Records from a dataset:
···
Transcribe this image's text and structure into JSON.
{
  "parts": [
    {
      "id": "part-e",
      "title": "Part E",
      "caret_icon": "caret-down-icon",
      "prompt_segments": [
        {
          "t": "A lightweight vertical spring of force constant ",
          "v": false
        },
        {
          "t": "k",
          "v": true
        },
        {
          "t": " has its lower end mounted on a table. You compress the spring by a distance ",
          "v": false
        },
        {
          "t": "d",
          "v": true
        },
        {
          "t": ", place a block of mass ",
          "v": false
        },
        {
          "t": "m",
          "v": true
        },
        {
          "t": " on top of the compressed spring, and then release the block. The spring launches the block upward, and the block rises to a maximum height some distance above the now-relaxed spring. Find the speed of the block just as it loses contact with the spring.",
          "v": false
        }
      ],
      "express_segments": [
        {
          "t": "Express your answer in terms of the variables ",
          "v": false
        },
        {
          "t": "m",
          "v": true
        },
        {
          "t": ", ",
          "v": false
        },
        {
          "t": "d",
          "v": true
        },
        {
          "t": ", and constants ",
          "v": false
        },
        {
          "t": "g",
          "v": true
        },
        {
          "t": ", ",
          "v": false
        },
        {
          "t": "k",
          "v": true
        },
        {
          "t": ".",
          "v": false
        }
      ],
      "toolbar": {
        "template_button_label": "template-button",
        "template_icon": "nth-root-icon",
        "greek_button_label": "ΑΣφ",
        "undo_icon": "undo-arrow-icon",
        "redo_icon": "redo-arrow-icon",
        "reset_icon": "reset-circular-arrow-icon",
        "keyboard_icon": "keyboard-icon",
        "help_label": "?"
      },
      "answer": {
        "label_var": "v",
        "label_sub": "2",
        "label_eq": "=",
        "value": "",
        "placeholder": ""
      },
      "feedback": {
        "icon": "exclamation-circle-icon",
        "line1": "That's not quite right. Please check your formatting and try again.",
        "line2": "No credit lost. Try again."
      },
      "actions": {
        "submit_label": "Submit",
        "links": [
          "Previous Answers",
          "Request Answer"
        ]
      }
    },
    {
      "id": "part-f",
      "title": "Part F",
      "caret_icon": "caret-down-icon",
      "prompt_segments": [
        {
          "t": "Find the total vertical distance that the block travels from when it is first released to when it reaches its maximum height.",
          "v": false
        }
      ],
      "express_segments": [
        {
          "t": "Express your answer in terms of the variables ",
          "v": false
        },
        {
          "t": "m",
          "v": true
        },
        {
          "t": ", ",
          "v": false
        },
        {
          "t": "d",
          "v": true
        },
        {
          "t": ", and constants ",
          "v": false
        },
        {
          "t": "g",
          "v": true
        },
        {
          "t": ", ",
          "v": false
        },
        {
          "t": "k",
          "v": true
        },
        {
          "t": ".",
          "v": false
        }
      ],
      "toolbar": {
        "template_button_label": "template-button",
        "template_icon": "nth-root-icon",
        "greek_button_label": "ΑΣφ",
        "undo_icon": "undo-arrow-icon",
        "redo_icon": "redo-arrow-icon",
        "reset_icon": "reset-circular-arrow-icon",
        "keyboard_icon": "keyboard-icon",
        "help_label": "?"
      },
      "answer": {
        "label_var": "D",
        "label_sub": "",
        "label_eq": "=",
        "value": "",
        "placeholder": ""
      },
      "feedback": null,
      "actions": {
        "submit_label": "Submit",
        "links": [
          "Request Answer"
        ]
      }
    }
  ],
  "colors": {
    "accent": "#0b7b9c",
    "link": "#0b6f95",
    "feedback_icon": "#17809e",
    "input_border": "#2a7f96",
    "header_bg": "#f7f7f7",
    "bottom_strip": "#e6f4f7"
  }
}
···
- _Aim of the task_
Find every line in the entries that includes the word "block", then state how many there are and nothing else.

- _Worked solution_
3